* [What you are asked to do] Extract and list every line that contains the word "صدوق".

● ● ● ● ● ● ●

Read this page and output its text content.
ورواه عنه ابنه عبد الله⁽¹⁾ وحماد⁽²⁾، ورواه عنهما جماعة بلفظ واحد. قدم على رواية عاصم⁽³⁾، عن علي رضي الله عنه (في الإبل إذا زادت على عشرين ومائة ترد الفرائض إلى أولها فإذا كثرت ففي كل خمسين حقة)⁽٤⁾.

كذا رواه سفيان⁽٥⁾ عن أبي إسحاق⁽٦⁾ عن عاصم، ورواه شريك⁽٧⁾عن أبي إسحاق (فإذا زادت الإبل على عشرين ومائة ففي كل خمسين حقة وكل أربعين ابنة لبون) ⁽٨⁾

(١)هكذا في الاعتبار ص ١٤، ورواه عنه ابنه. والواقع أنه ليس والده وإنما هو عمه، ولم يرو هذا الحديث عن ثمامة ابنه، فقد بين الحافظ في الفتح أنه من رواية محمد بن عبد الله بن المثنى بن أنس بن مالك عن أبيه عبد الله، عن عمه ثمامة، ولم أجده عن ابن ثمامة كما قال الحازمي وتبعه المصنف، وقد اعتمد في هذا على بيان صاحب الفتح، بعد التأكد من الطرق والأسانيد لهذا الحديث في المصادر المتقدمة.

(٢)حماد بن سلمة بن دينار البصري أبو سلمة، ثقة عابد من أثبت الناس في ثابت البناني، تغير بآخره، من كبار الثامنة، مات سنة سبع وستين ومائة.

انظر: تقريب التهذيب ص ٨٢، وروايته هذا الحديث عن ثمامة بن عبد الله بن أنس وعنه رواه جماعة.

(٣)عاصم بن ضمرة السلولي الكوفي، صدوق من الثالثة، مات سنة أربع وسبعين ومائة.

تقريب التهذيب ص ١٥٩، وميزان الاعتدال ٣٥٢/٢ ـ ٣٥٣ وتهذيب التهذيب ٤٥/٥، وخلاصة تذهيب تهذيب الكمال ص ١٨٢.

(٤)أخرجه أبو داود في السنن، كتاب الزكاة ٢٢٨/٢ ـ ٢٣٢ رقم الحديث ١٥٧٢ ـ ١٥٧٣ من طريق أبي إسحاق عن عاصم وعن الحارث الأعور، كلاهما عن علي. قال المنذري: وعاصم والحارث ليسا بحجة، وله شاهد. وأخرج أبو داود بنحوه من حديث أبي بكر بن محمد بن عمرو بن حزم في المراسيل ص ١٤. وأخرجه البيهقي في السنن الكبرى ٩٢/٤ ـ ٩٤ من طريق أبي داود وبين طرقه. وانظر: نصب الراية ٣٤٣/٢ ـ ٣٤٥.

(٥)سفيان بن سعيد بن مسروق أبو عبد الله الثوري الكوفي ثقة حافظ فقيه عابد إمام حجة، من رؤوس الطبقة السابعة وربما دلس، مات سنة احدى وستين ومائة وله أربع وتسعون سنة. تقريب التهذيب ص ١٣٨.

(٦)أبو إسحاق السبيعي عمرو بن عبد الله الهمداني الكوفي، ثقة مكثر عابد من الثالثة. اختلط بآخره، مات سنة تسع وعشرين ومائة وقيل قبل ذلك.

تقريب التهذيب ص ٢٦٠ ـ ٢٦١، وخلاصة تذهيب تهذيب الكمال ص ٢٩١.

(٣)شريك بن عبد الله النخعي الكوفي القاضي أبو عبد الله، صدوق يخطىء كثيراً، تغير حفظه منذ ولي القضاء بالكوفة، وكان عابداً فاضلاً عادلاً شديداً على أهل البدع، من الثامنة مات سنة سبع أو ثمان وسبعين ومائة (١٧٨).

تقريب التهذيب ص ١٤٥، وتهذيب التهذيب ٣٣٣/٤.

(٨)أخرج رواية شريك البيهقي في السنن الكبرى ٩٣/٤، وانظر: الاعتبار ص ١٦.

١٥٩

● ● ● ● ● ● ●

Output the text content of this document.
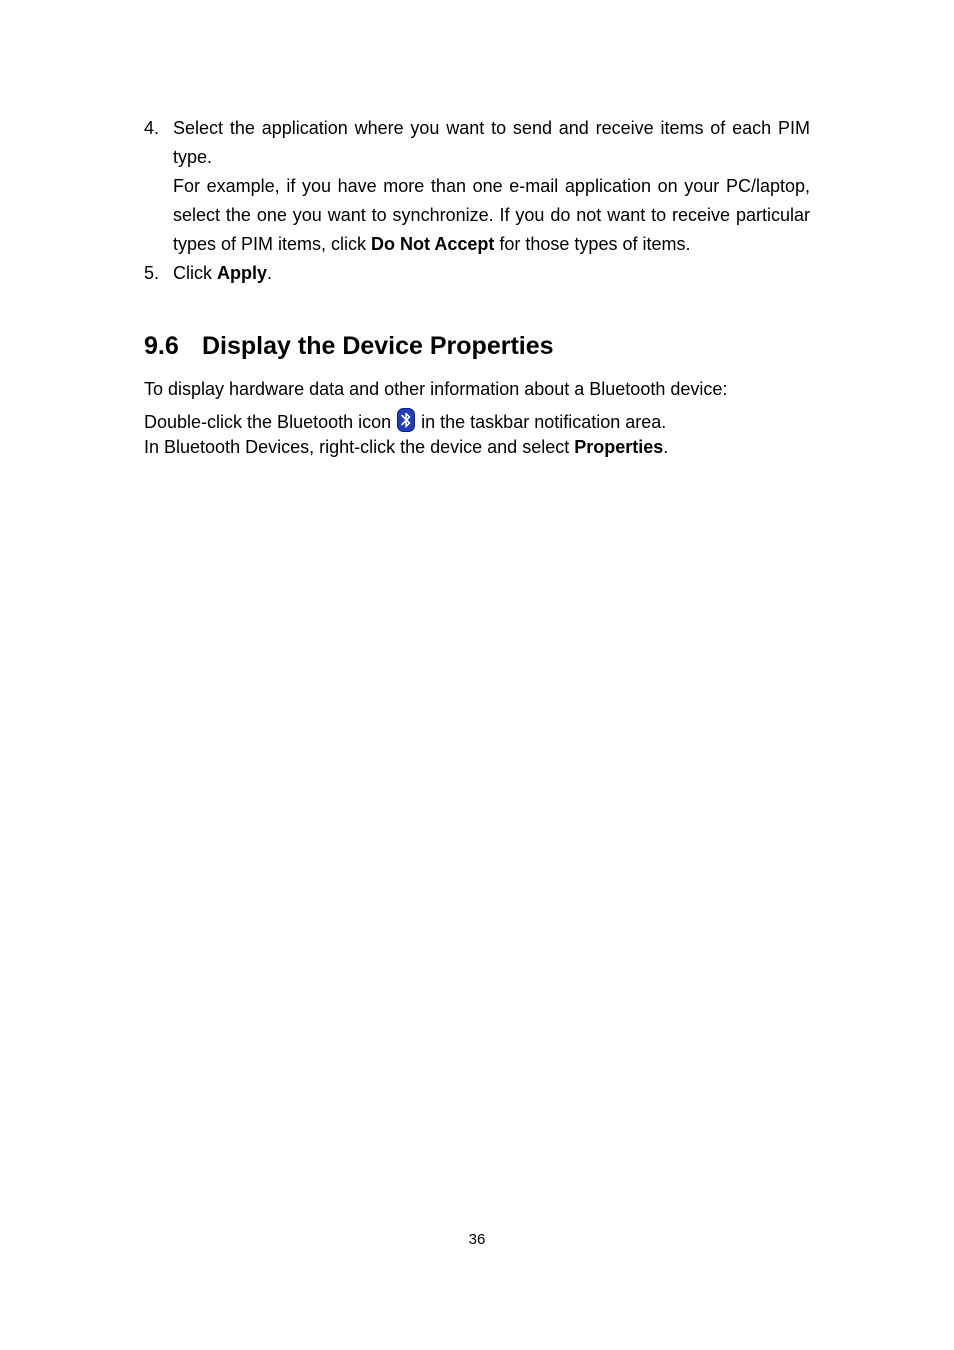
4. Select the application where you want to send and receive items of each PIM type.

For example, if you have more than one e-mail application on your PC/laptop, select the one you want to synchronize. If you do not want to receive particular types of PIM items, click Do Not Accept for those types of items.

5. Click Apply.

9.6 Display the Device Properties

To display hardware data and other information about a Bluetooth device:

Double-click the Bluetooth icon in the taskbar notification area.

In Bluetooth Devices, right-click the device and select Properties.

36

● ● ● ● ● ● ●

* [Answer to this task]
(٣)عاصم بن ضمرة السلولي الكوفي، صدوق من الثالثة، مات سنة أربع وسبعين ومائة.
(٣)شريك بن عبد الله النخعي الكوفي القاضي أبو عبد الله، صدوق يخطىء كثيراً، تغير حفظه منذ ولي القضاء بالكوفة، وكان عابداً فاضلاً عادلاً شديداً على أهل البدع، من الثامنة مات سنة سبع أو ثمان وسبعين ومائة (١٧٨).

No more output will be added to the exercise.